[Recorded data]
──────────────────────────────

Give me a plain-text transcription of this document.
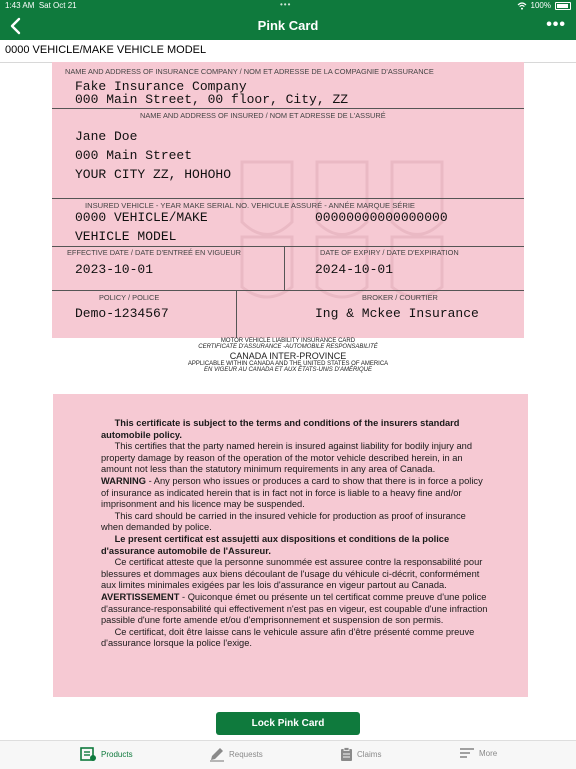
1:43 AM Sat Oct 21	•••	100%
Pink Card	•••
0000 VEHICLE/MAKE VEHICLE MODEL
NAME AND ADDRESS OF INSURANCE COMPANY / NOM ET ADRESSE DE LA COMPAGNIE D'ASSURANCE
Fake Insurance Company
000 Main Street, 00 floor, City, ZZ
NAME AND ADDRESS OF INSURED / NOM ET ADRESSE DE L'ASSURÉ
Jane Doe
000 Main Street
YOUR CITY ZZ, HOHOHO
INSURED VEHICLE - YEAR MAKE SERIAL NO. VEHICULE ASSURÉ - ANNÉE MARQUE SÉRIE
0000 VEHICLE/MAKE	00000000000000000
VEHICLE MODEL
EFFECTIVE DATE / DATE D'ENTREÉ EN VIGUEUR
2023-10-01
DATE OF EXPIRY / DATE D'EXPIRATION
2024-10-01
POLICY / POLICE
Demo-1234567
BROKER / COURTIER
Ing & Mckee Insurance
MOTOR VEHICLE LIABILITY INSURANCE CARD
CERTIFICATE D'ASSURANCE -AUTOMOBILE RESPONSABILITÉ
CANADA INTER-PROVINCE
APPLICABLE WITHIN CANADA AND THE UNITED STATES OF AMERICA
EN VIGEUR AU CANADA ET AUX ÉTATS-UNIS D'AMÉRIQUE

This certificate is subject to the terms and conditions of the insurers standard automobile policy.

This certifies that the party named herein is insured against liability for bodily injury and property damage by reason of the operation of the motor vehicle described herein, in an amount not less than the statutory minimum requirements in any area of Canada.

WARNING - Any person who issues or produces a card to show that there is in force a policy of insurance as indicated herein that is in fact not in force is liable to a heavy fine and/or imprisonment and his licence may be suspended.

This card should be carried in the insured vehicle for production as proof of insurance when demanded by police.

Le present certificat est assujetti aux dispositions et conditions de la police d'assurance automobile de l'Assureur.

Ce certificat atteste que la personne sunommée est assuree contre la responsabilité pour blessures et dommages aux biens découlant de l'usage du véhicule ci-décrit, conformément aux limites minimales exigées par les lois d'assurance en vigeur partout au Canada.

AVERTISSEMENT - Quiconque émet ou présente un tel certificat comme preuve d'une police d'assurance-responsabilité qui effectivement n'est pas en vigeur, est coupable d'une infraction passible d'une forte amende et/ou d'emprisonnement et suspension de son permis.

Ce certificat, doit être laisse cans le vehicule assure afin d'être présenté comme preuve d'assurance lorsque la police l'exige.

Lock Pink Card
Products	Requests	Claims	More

──────────────────────────────

_EXERCISE GOAL_. Above are records to transcribe exactly; leave their pictures out.

_FINAL RESULT_.
Give me a plain-text transcription of this document.
1:43 AM Sat Oct 21	•••	100%
Pink Card	•••
0000 VEHICLE/MAKE VEHICLE MODEL
NAME AND ADDRESS OF INSURANCE COMPANY / NOM ET ADRESSE DE LA COMPAGNIE D'ASSURANCE
Fake Insurance Company
000 Main Street, 00 floor, City, ZZ
NAME AND ADDRESS OF INSURED / NOM ET ADRESSE DE L'ASSURÉ
Jane Doe
000 Main Street
YOUR CITY ZZ, HOHOHO
INSURED VEHICLE - YEAR MAKE SERIAL NO. VEHICULE ASSURÉ - ANNÉE MARQUE SÉRIE
0000 VEHICLE/MAKE	00000000000000000
VEHICLE MODEL
EFFECTIVE DATE / DATE D'ENTREÉ EN VIGUEUR
2023-10-01
DATE OF EXPIRY / DATE D'EXPIRATION
2024-10-01
POLICY / POLICE
Demo-1234567
BROKER / COURTIER
Ing & Mckee Insurance
MOTOR VEHICLE LIABILITY INSURANCE CARD
CERTIFICATE D'ASSURANCE -AUTOMOBILE RESPONSABILITÉ
CANADA INTER-PROVINCE
APPLICABLE WITHIN CANADA AND THE UNITED STATES OF AMERICA
EN VIGEUR AU CANADA ET AUX ÉTATS-UNIS D'AMÉRIQUE

This certificate is subject to the terms and conditions of the insurers standard automobile policy.

This certifies that the party named herein is insured against liability for bodily injury and property damage by reason of the operation of the motor vehicle described herein, in an amount not less than the statutory minimum requirements in any area of Canada.

WARNING - Any person who issues or produces a card to show that there is in force a policy of insurance as indicated herein that is in fact not in force is liable to a heavy fine and/or imprisonment and his licence may be suspended.

This card should be carried in the insured vehicle for production as proof of insurance when demanded by police.

Le present certificat est assujetti aux dispositions et conditions de la police d'assurance automobile de l'Assureur.

Ce certificat atteste que la personne sunommée est assuree contre la responsabilité pour blessures et dommages aux biens découlant de l'usage du véhicule ci-décrit, conformément aux limites minimales exigées par les lois d'assurance en vigeur partout au Canada.

AVERTISSEMENT - Quiconque émet ou présente un tel certificat comme preuve d'une police d'assurance-responsabilité qui effectivement n'est pas en vigeur, est coupable d'une infraction passible d'une forte amende et/ou d'emprisonnement et suspension de son permis.

Ce certificat, doit être laisse cans le vehicule assure afin d'être présenté comme preuve d'assurance lorsque la police l'exige.

Lock Pink Card
Products	Requests	Claims	More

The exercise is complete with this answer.